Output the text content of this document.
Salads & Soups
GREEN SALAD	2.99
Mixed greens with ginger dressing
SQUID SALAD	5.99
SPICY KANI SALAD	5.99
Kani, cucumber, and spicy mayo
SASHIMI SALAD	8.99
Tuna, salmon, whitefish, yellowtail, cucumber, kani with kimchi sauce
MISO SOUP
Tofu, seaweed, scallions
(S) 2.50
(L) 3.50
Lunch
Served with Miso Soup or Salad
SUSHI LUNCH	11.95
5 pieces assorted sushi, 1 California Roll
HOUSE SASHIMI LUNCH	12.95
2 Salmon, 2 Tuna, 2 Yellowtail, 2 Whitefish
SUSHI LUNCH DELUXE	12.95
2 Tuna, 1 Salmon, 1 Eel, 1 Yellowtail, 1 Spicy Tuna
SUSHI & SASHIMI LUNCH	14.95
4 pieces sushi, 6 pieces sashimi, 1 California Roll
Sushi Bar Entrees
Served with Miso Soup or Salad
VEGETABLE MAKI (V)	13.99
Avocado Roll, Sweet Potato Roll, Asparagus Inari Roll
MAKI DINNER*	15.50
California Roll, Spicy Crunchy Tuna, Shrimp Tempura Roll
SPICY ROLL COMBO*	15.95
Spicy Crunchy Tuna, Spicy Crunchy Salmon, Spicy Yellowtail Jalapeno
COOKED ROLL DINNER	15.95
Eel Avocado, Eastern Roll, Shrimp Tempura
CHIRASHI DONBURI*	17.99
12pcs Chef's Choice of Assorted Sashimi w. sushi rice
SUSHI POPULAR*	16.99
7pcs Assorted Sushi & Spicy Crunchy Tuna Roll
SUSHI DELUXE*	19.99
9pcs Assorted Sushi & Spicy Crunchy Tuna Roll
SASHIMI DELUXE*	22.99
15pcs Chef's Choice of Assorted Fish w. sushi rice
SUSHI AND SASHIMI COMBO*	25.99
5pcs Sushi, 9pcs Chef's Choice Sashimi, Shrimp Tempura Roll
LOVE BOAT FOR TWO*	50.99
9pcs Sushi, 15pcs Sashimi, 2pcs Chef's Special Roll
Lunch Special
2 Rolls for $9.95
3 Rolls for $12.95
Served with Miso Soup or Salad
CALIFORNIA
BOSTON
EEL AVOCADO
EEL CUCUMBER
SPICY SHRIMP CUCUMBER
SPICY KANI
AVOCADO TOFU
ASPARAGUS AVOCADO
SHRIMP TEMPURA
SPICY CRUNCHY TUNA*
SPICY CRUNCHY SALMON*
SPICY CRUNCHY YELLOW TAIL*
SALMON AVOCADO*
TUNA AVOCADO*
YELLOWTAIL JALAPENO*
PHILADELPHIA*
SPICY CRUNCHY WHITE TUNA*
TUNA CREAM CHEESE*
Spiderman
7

-------------------------

# [What is required]
Show all lines from the data above in which the word "DINNER" appears.

# [Written solution]
MAKI DINNER*	15.50
COOKED ROLL DINNER	15.95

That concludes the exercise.